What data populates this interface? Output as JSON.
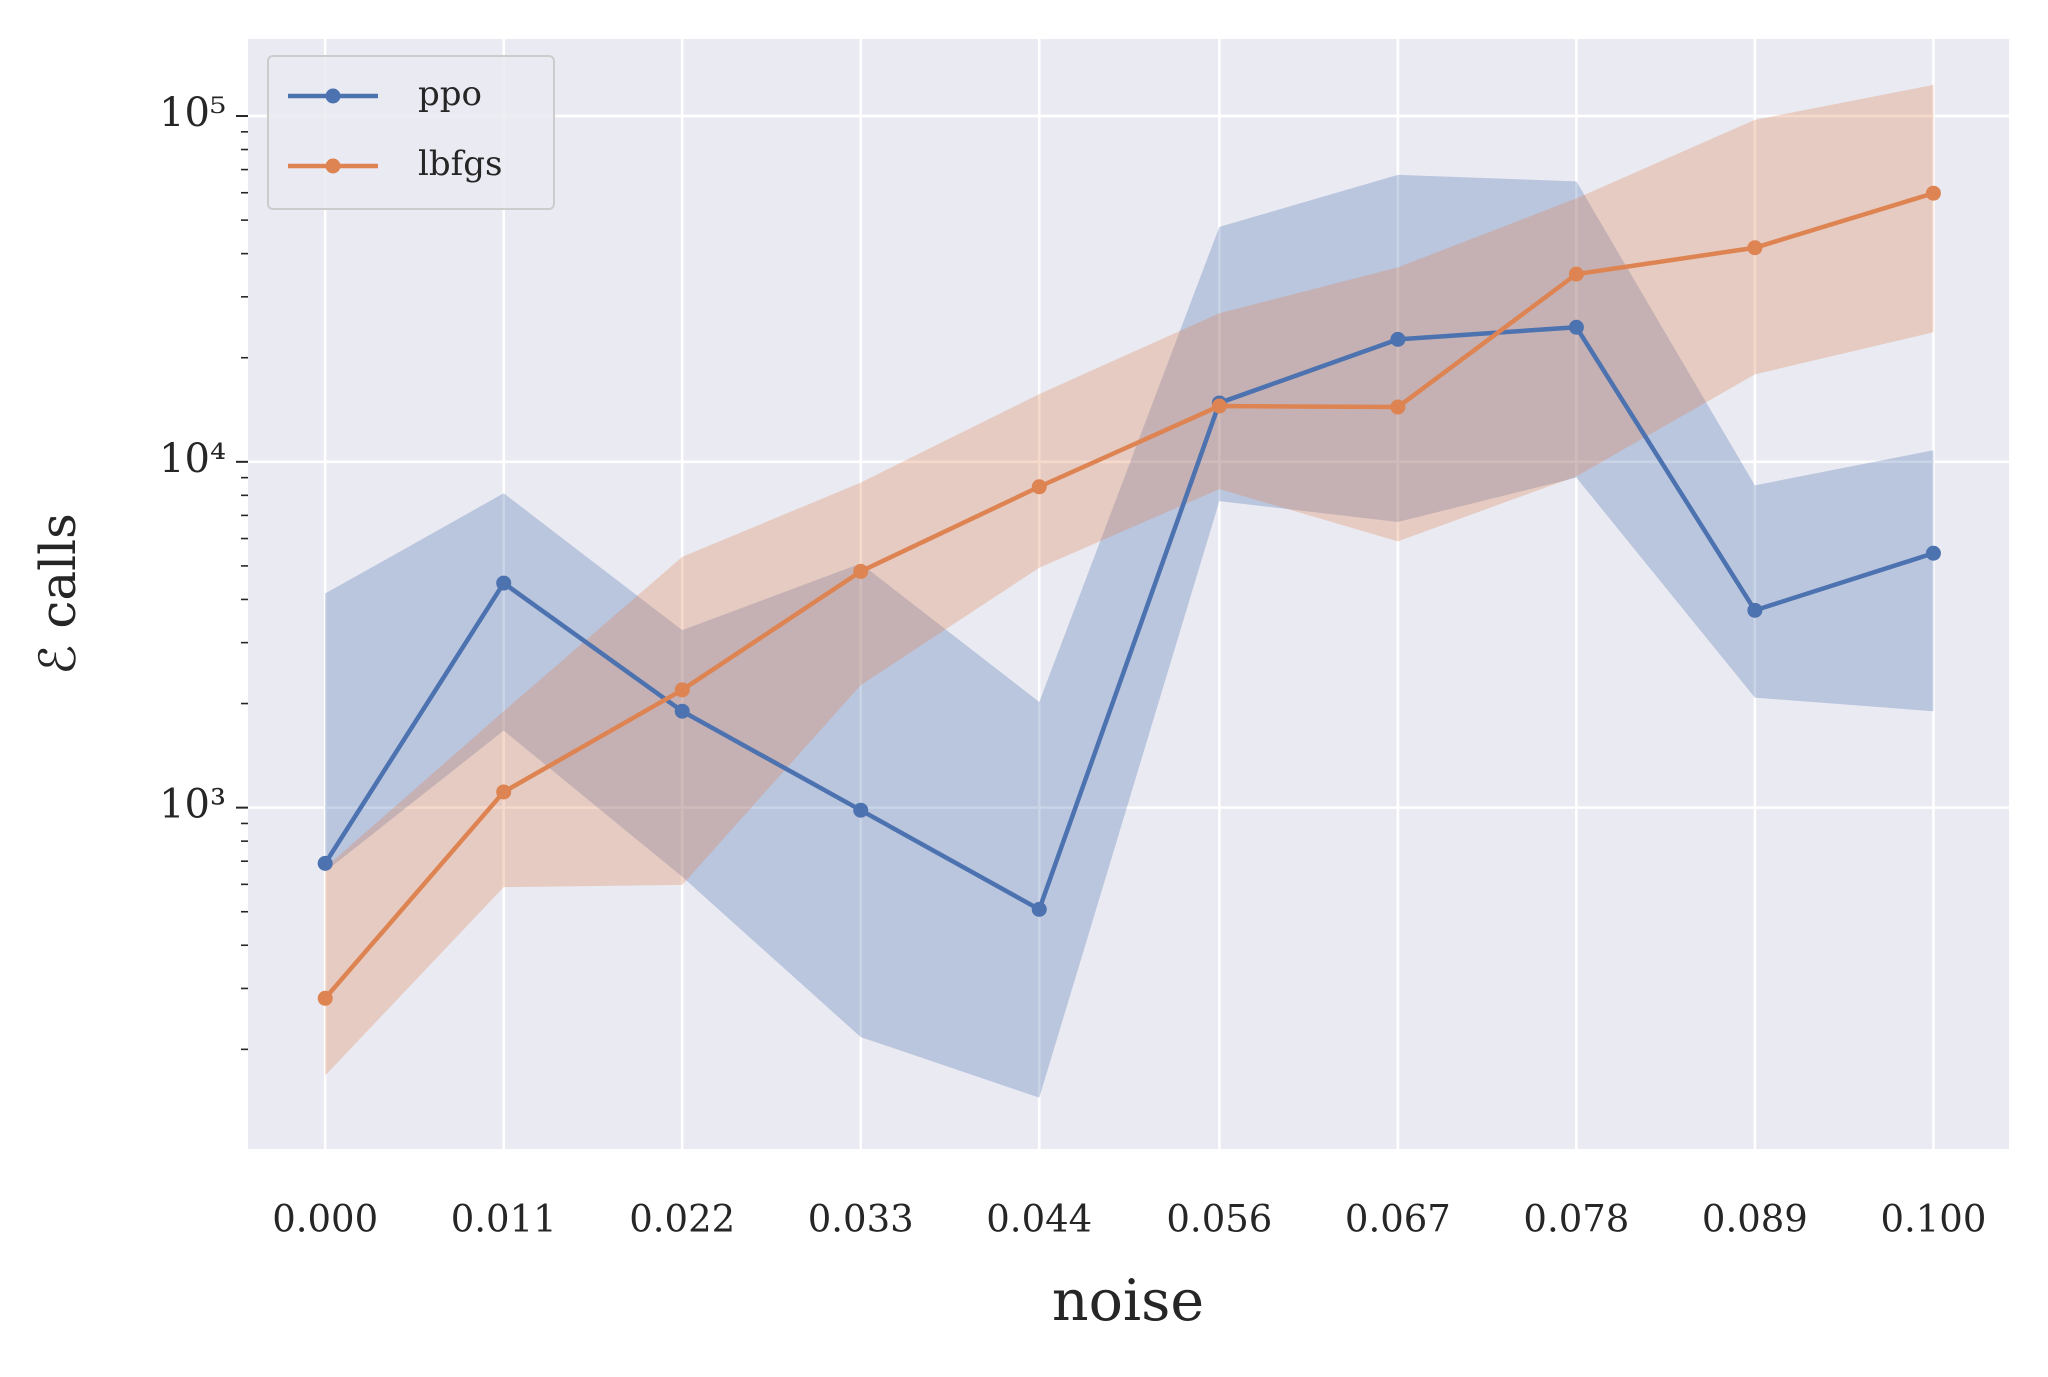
{
  "chart_data": {
    "type": "line",
    "x_label": "noise",
    "y_label": "ℰ calls",
    "x": [
      0,
      0.0111,
      0.0222,
      0.0333,
      0.0444,
      0.0556,
      0.0667,
      0.0778,
      0.0889,
      0.1
    ],
    "series": [
      {
        "name": "ppo",
        "color": "#4c72b0",
        "values": [
          690,
          4460,
          1900,
          983,
          508,
          14800,
          22600,
          24500,
          3720,
          5440
        ],
        "lower": [
          653,
          1670,
          631,
          217,
          145,
          7700,
          6700,
          9000,
          2080,
          1900
        ],
        "upper": [
          4160,
          8110,
          3260,
          5080,
          2020,
          47800,
          67600,
          64700,
          8550,
          10800
        ]
      },
      {
        "name": "lbfgs",
        "color": "#dd8452",
        "values": [
          281,
          1110,
          2190,
          4820,
          8470,
          14500,
          14400,
          34900,
          41600,
          59800
        ],
        "lower": [
          168,
          589,
          598,
          2260,
          4940,
          8340,
          5890,
          9080,
          17900,
          23700
        ],
        "upper": [
          670,
          1900,
          5310,
          8710,
          15700,
          26900,
          36500,
          57800,
          97500,
          123000
        ]
      }
    ],
    "xlim": [
      -0.0048,
      0.1047
    ],
    "xticks": [
      {
        "value": 0,
        "label": "0.000"
      },
      {
        "value": 0.0111,
        "label": "0.011"
      },
      {
        "value": 0.0222,
        "label": "0.022"
      },
      {
        "value": 0.0333,
        "label": "0.033"
      },
      {
        "value": 0.0444,
        "label": "0.044"
      },
      {
        "value": 0.0556,
        "label": "0.056"
      },
      {
        "value": 0.0667,
        "label": "0.067"
      },
      {
        "value": 0.0778,
        "label": "0.078"
      },
      {
        "value": 0.0889,
        "label": "0.089"
      },
      {
        "value": 0.1,
        "label": "0.100"
      }
    ],
    "ylim": [
      103,
      167000
    ],
    "y_scale": "log",
    "yticks": [
      {
        "value": 1000,
        "label": "10³"
      },
      {
        "value": 10000,
        "label": "10⁴"
      },
      {
        "value": 100000,
        "label": "10⁵"
      }
    ],
    "minor_yticks": [
      200,
      300,
      400,
      500,
      600,
      700,
      800,
      900,
      2000,
      3000,
      4000,
      5000,
      6000,
      7000,
      8000,
      9000,
      20000,
      30000,
      40000,
      50000,
      60000,
      70000,
      80000,
      90000
    ],
    "grid": true,
    "legend": "upper left"
  }
}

+++++

**Task directions:** Reproduce all of the data exactly, omitting each picture it holds.

**Solution to this task:**
What data populates this interface? Output as JSON.
{
  "chart_data": {
    "type": "line",
    "x_label": "noise",
    "y_label": "ℰ calls",
    "x": [
      0,
      0.0111,
      0.0222,
      0.0333,
      0.0444,
      0.0556,
      0.0667,
      0.0778,
      0.0889,
      0.1
    ],
    "series": [
      {
        "name": "ppo",
        "color": "#4c72b0",
        "values": [
          690,
          4460,
          1900,
          983,
          508,
          14800,
          22600,
          24500,
          3720,
          5440
        ],
        "lower": [
          653,
          1670,
          631,
          217,
          145,
          7700,
          6700,
          9000,
          2080,
          1900
        ],
        "upper": [
          4160,
          8110,
          3260,
          5080,
          2020,
          47800,
          67600,
          64700,
          8550,
          10800
        ]
      },
      {
        "name": "lbfgs",
        "color": "#dd8452",
        "values": [
          281,
          1110,
          2190,
          4820,
          8470,
          14500,
          14400,
          34900,
          41600,
          59800
        ],
        "lower": [
          168,
          589,
          598,
          2260,
          4940,
          8340,
          5890,
          9080,
          17900,
          23700
        ],
        "upper": [
          670,
          1900,
          5310,
          8710,
          15700,
          26900,
          36500,
          57800,
          97500,
          123000
        ]
      }
    ],
    "xlim": [
      -0.0048,
      0.1047
    ],
    "xticks": [
      {
        "value": 0,
        "label": "0.000"
      },
      {
        "value": 0.0111,
        "label": "0.011"
      },
      {
        "value": 0.0222,
        "label": "0.022"
      },
      {
        "value": 0.0333,
        "label": "0.033"
      },
      {
        "value": 0.0444,
        "label": "0.044"
      },
      {
        "value": 0.0556,
        "label": "0.056"
      },
      {
        "value": 0.0667,
        "label": "0.067"
      },
      {
        "value": 0.0778,
        "label": "0.078"
      },
      {
        "value": 0.0889,
        "label": "0.089"
      },
      {
        "value": 0.1,
        "label": "0.100"
      }
    ],
    "ylim": [
      103,
      167000
    ],
    "y_scale": "log",
    "yticks": [
      {
        "value": 1000,
        "label": "10³"
      },
      {
        "value": 10000,
        "label": "10⁴"
      },
      {
        "value": 100000,
        "label": "10⁵"
      }
    ],
    "minor_yticks": [
      200,
      300,
      400,
      500,
      600,
      700,
      800,
      900,
      2000,
      3000,
      4000,
      5000,
      6000,
      7000,
      8000,
      9000,
      20000,
      30000,
      40000,
      50000,
      60000,
      70000,
      80000,
      90000
    ],
    "grid": true,
    "legend": "upper left"
  }
}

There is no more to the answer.